Data shown:
--
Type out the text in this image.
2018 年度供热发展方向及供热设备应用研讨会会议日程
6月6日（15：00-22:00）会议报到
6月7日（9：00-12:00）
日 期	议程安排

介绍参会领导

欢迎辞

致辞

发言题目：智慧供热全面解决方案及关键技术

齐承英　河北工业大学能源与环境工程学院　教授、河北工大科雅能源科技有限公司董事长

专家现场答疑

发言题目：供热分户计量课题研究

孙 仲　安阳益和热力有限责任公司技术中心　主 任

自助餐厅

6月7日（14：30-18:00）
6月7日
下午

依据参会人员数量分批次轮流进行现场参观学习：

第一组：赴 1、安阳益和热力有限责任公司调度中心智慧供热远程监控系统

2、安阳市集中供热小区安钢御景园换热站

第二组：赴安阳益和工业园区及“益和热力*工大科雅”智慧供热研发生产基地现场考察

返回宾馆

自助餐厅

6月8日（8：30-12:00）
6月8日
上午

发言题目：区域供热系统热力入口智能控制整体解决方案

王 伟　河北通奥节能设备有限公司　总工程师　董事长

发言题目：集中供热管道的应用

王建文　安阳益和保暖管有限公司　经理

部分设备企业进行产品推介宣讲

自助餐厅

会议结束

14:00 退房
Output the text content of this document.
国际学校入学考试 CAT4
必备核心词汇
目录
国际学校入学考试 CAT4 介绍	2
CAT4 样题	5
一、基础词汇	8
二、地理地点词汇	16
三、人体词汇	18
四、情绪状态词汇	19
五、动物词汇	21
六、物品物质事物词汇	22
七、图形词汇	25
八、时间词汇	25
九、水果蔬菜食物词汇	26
--
Exercise objective: Write out the material from the first line to the last, exactly.

Solution for this problem:
Type out the text in this image.
2018 年度供热发展方向及供热设备应用研讨会会议日程
6月6日（15：00-22:00）会议报到
6月7日（9：00-12:00）
日 期	议程安排

介绍参会领导

欢迎辞

致辞

发言题目：智慧供热全面解决方案及关键技术

齐承英　河北工业大学能源与环境工程学院　教授、河北工大科雅能源科技有限公司董事长

专家现场答疑

发言题目：供热分户计量课题研究

孙 仲　安阳益和热力有限责任公司技术中心　主 任

自助餐厅

6月7日（14：30-18:00）
6月7日
下午

依据参会人员数量分批次轮流进行现场参观学习：

第一组：赴 1、安阳益和热力有限责任公司调度中心智慧供热远程监控系统

2、安阳市集中供热小区安钢御景园换热站

第二组：赴安阳益和工业园区及“益和热力*工大科雅”智慧供热研发生产基地现场考察

返回宾馆

自助餐厅

6月8日（8：30-12:00）
6月8日
上午

发言题目：区域供热系统热力入口智能控制整体解决方案

王 伟　河北通奥节能设备有限公司　总工程师　董事长

发言题目：集中供热管道的应用

王建文　安阳益和保暖管有限公司　经理

部分设备企业进行产品推介宣讲

自助餐厅

会议结束

14:00 退房
Output the text content of this document.
国际学校入学考试 CAT4
必备核心词汇
目录
国际学校入学考试 CAT4 介绍	2
CAT4 样题	5
一、基础词汇	8
二、地理地点词汇	16
三、人体词汇	18
四、情绪状态词汇	19
五、动物词汇	21
六、物品物质事物词汇	22
七、图形词汇	25
八、时间词汇	25
九、水果蔬菜食物词汇	26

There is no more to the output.